Problem to work on -> Omit the pictures, then reproduce every remaining record exactly.

Data section ->
--------------------------------

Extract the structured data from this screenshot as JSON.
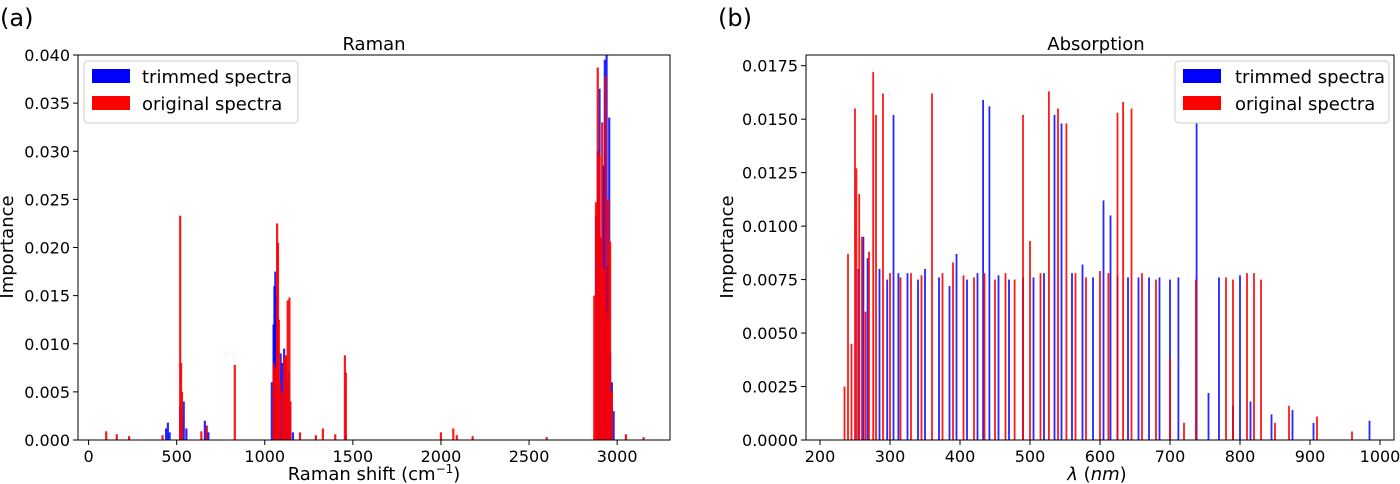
{
  "panels": [
    {
      "label": "(a)"
    },
    {
      "label": "(b)"
    }
  ],
  "chart_data": [
    {
      "type": "bar",
      "title": "Raman",
      "xlabel": "Raman shift (cm",
      "xlabel_sup": "−1",
      "xlabel_suffix": ")",
      "ylabel": "Importance",
      "xlim": [
        -60,
        3300
      ],
      "ylim": [
        0,
        0.04
      ],
      "xticks": [
        0,
        500,
        1000,
        1500,
        2000,
        2500,
        3000
      ],
      "yticks": [
        0.0,
        0.005,
        0.01,
        0.015,
        0.02,
        0.025,
        0.03,
        0.035,
        0.04
      ],
      "ytick_labels": [
        "0.000",
        "0.005",
        "0.010",
        "0.015",
        "0.020",
        "0.025",
        "0.030",
        "0.035",
        "0.040"
      ],
      "legend_position": "top-left",
      "series": [
        {
          "name": "trimmed spectra",
          "color": "#0000ff",
          "x": [
            440,
            450,
            460,
            520,
            530,
            540,
            555,
            660,
            670,
            680,
            1040,
            1050,
            1055,
            1060,
            1065,
            1070,
            1080,
            1090,
            1100,
            1110,
            1120,
            1130,
            1135,
            1145,
            1160,
            1460,
            2880,
            2890,
            2900,
            2910,
            2920,
            2930,
            2940,
            2945,
            2955,
            2960,
            2970,
            2980
          ],
          "values": [
            0.0012,
            0.0018,
            0.0008,
            0.0035,
            0.0025,
            0.004,
            0.0012,
            0.002,
            0.0015,
            0.0008,
            0.006,
            0.012,
            0.016,
            0.0175,
            0.015,
            0.008,
            0.005,
            0.009,
            0.008,
            0.0095,
            0.0085,
            0.006,
            0.007,
            0.004,
            0.0008,
            0.0005,
            0.0233,
            0.03,
            0.0365,
            0.021,
            0.0285,
            0.0395,
            0.04,
            0.018,
            0.0335,
            0.009,
            0.006,
            0.003
          ]
        },
        {
          "name": "original spectra",
          "color": "#ff0000",
          "x": [
            100,
            160,
            230,
            420,
            520,
            525,
            530,
            640,
            670,
            830,
            1050,
            1060,
            1070,
            1075,
            1080,
            1085,
            1100,
            1110,
            1120,
            1130,
            1140,
            1145,
            1200,
            1290,
            1330,
            1400,
            1455,
            1460,
            2000,
            2070,
            2090,
            2180,
            2600,
            2870,
            2880,
            2890,
            2900,
            2910,
            2915,
            2925,
            2935,
            2945,
            2950,
            2960,
            2970,
            3050,
            3150
          ],
          "values": [
            0.0009,
            0.0006,
            0.0004,
            0.0005,
            0.0233,
            0.008,
            0.005,
            0.0009,
            0.0015,
            0.0078,
            0.008,
            0.0075,
            0.0225,
            0.0205,
            0.0125,
            0.006,
            0.005,
            0.0085,
            0.0088,
            0.0145,
            0.0148,
            0.004,
            0.0008,
            0.0005,
            0.0012,
            0.0006,
            0.0088,
            0.007,
            0.0008,
            0.0012,
            0.0005,
            0.0004,
            0.0003,
            0.015,
            0.0247,
            0.0387,
            0.0296,
            0.0211,
            0.033,
            0.0178,
            0.0378,
            0.0132,
            0.025,
            0.0206,
            0.005,
            0.0006,
            0.0003
          ]
        }
      ]
    },
    {
      "type": "bar",
      "title": "Absorption",
      "xlabel": "λ (nm)",
      "xlabel_lambda": "λ",
      "xlabel_unit": "nm",
      "ylabel": "Importance",
      "xlim": [
        180,
        1020
      ],
      "ylim": [
        0,
        0.018
      ],
      "xticks": [
        200,
        300,
        400,
        500,
        600,
        700,
        800,
        900,
        1000
      ],
      "yticks": [
        0.0,
        0.0025,
        0.005,
        0.0075,
        0.01,
        0.0125,
        0.015,
        0.0175
      ],
      "ytick_labels": [
        "0.0000",
        "0.0025",
        "0.0050",
        "0.0075",
        "0.0100",
        "0.0125",
        "0.0150",
        "0.0175"
      ],
      "legend_position": "top-right",
      "series": [
        {
          "name": "trimmed spectra",
          "color": "#0000ff",
          "x": [
            255,
            262,
            268,
            285,
            296,
            305,
            312,
            325,
            340,
            350,
            370,
            385,
            395,
            410,
            425,
            433,
            442,
            455,
            470,
            490,
            505,
            520,
            535,
            545,
            560,
            575,
            590,
            605,
            615,
            625,
            640,
            655,
            670,
            685,
            700,
            712,
            738,
            755,
            770,
            790,
            800,
            815,
            845,
            875,
            905,
            985
          ],
          "values": [
            0.008,
            0.0095,
            0.0085,
            0.008,
            0.0075,
            0.0152,
            0.0078,
            0.0078,
            0.0075,
            0.008,
            0.0076,
            0.0072,
            0.0087,
            0.0075,
            0.0078,
            0.0159,
            0.0156,
            0.0077,
            0.0075,
            0.0076,
            0.0076,
            0.0078,
            0.0152,
            0.0148,
            0.0078,
            0.0082,
            0.0076,
            0.0112,
            0.0105,
            0.0077,
            0.0076,
            0.0076,
            0.0076,
            0.0076,
            0.0075,
            0.0076,
            0.0153,
            0.0022,
            0.0076,
            0.0016,
            0.0077,
            0.0018,
            0.0012,
            0.0014,
            0.0008,
            0.0009
          ]
        },
        {
          "name": "original spectra",
          "color": "#ff0000",
          "x": [
            235,
            240,
            245,
            250,
            252,
            256,
            260,
            265,
            270,
            276,
            280,
            290,
            300,
            315,
            330,
            345,
            360,
            375,
            390,
            405,
            420,
            435,
            450,
            465,
            478,
            490,
            500,
            515,
            527,
            540,
            552,
            565,
            580,
            600,
            612,
            625,
            633,
            645,
            660,
            680,
            700,
            720,
            737,
            780,
            790,
            810,
            820,
            830,
            850,
            870,
            910,
            960
          ],
          "values": [
            0.0025,
            0.0087,
            0.0045,
            0.0155,
            0.0127,
            0.0115,
            0.0095,
            0.006,
            0.0088,
            0.0172,
            0.0152,
            0.0162,
            0.0078,
            0.0076,
            0.0078,
            0.0077,
            0.0162,
            0.0078,
            0.0083,
            0.0077,
            0.0076,
            0.0078,
            0.0075,
            0.0078,
            0.0075,
            0.0152,
            0.0093,
            0.0078,
            0.0163,
            0.0155,
            0.0148,
            0.0078,
            0.0076,
            0.0079,
            0.0078,
            0.0153,
            0.0158,
            0.0155,
            0.0078,
            0.0075,
            0.0038,
            0.0008,
            0.0075,
            0.0076,
            0.0075,
            0.0078,
            0.0078,
            0.0075,
            0.0008,
            0.0016,
            0.0011,
            0.0004
          ]
        }
      ]
    }
  ]
}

--------------------------------

Response to this exercise ->
Extract the structured data from this screenshot as JSON.
{
  "panels": [
    {
      "label": "(a)"
    },
    {
      "label": "(b)"
    }
  ],
  "chart_data": [
    {
      "type": "bar",
      "title": "Raman",
      "xlabel": "Raman shift (cm",
      "xlabel_sup": "−1",
      "xlabel_suffix": ")",
      "ylabel": "Importance",
      "xlim": [
        -60,
        3300
      ],
      "ylim": [
        0,
        0.04
      ],
      "xticks": [
        0,
        500,
        1000,
        1500,
        2000,
        2500,
        3000
      ],
      "yticks": [
        0.0,
        0.005,
        0.01,
        0.015,
        0.02,
        0.025,
        0.03,
        0.035,
        0.04
      ],
      "ytick_labels": [
        "0.000",
        "0.005",
        "0.010",
        "0.015",
        "0.020",
        "0.025",
        "0.030",
        "0.035",
        "0.040"
      ],
      "legend_position": "top-left",
      "series": [
        {
          "name": "trimmed spectra",
          "color": "#0000ff",
          "x": [
            440,
            450,
            460,
            520,
            530,
            540,
            555,
            660,
            670,
            680,
            1040,
            1050,
            1055,
            1060,
            1065,
            1070,
            1080,
            1090,
            1100,
            1110,
            1120,
            1130,
            1135,
            1145,
            1160,
            1460,
            2880,
            2890,
            2900,
            2910,
            2920,
            2930,
            2940,
            2945,
            2955,
            2960,
            2970,
            2980
          ],
          "values": [
            0.0012,
            0.0018,
            0.0008,
            0.0035,
            0.0025,
            0.004,
            0.0012,
            0.002,
            0.0015,
            0.0008,
            0.006,
            0.012,
            0.016,
            0.0175,
            0.015,
            0.008,
            0.005,
            0.009,
            0.008,
            0.0095,
            0.0085,
            0.006,
            0.007,
            0.004,
            0.0008,
            0.0005,
            0.0233,
            0.03,
            0.0365,
            0.021,
            0.0285,
            0.0395,
            0.04,
            0.018,
            0.0335,
            0.009,
            0.006,
            0.003
          ]
        },
        {
          "name": "original spectra",
          "color": "#ff0000",
          "x": [
            100,
            160,
            230,
            420,
            520,
            525,
            530,
            640,
            670,
            830,
            1050,
            1060,
            1070,
            1075,
            1080,
            1085,
            1100,
            1110,
            1120,
            1130,
            1140,
            1145,
            1200,
            1290,
            1330,
            1400,
            1455,
            1460,
            2000,
            2070,
            2090,
            2180,
            2600,
            2870,
            2880,
            2890,
            2900,
            2910,
            2915,
            2925,
            2935,
            2945,
            2950,
            2960,
            2970,
            3050,
            3150
          ],
          "values": [
            0.0009,
            0.0006,
            0.0004,
            0.0005,
            0.0233,
            0.008,
            0.005,
            0.0009,
            0.0015,
            0.0078,
            0.008,
            0.0075,
            0.0225,
            0.0205,
            0.0125,
            0.006,
            0.005,
            0.0085,
            0.0088,
            0.0145,
            0.0148,
            0.004,
            0.0008,
            0.0005,
            0.0012,
            0.0006,
            0.0088,
            0.007,
            0.0008,
            0.0012,
            0.0005,
            0.0004,
            0.0003,
            0.015,
            0.0247,
            0.0387,
            0.0296,
            0.0211,
            0.033,
            0.0178,
            0.0378,
            0.0132,
            0.025,
            0.0206,
            0.005,
            0.0006,
            0.0003
          ]
        }
      ]
    },
    {
      "type": "bar",
      "title": "Absorption",
      "xlabel": "λ (nm)",
      "xlabel_lambda": "λ",
      "xlabel_unit": "nm",
      "ylabel": "Importance",
      "xlim": [
        180,
        1020
      ],
      "ylim": [
        0,
        0.018
      ],
      "xticks": [
        200,
        300,
        400,
        500,
        600,
        700,
        800,
        900,
        1000
      ],
      "yticks": [
        0.0,
        0.0025,
        0.005,
        0.0075,
        0.01,
        0.0125,
        0.015,
        0.0175
      ],
      "ytick_labels": [
        "0.0000",
        "0.0025",
        "0.0050",
        "0.0075",
        "0.0100",
        "0.0125",
        "0.0150",
        "0.0175"
      ],
      "legend_position": "top-right",
      "series": [
        {
          "name": "trimmed spectra",
          "color": "#0000ff",
          "x": [
            255,
            262,
            268,
            285,
            296,
            305,
            312,
            325,
            340,
            350,
            370,
            385,
            395,
            410,
            425,
            433,
            442,
            455,
            470,
            490,
            505,
            520,
            535,
            545,
            560,
            575,
            590,
            605,
            615,
            625,
            640,
            655,
            670,
            685,
            700,
            712,
            738,
            755,
            770,
            790,
            800,
            815,
            845,
            875,
            905,
            985
          ],
          "values": [
            0.008,
            0.0095,
            0.0085,
            0.008,
            0.0075,
            0.0152,
            0.0078,
            0.0078,
            0.0075,
            0.008,
            0.0076,
            0.0072,
            0.0087,
            0.0075,
            0.0078,
            0.0159,
            0.0156,
            0.0077,
            0.0075,
            0.0076,
            0.0076,
            0.0078,
            0.0152,
            0.0148,
            0.0078,
            0.0082,
            0.0076,
            0.0112,
            0.0105,
            0.0077,
            0.0076,
            0.0076,
            0.0076,
            0.0076,
            0.0075,
            0.0076,
            0.0153,
            0.0022,
            0.0076,
            0.0016,
            0.0077,
            0.0018,
            0.0012,
            0.0014,
            0.0008,
            0.0009
          ]
        },
        {
          "name": "original spectra",
          "color": "#ff0000",
          "x": [
            235,
            240,
            245,
            250,
            252,
            256,
            260,
            265,
            270,
            276,
            280,
            290,
            300,
            315,
            330,
            345,
            360,
            375,
            390,
            405,
            420,
            435,
            450,
            465,
            478,
            490,
            500,
            515,
            527,
            540,
            552,
            565,
            580,
            600,
            612,
            625,
            633,
            645,
            660,
            680,
            700,
            720,
            737,
            780,
            790,
            810,
            820,
            830,
            850,
            870,
            910,
            960
          ],
          "values": [
            0.0025,
            0.0087,
            0.0045,
            0.0155,
            0.0127,
            0.0115,
            0.0095,
            0.006,
            0.0088,
            0.0172,
            0.0152,
            0.0162,
            0.0078,
            0.0076,
            0.0078,
            0.0077,
            0.0162,
            0.0078,
            0.0083,
            0.0077,
            0.0076,
            0.0078,
            0.0075,
            0.0078,
            0.0075,
            0.0152,
            0.0093,
            0.0078,
            0.0163,
            0.0155,
            0.0148,
            0.0078,
            0.0076,
            0.0079,
            0.0078,
            0.0153,
            0.0158,
            0.0155,
            0.0078,
            0.0075,
            0.0038,
            0.0008,
            0.0075,
            0.0076,
            0.0075,
            0.0078,
            0.0078,
            0.0075,
            0.0008,
            0.0016,
            0.0011,
            0.0004
          ]
        }
      ]
    }
  ]
}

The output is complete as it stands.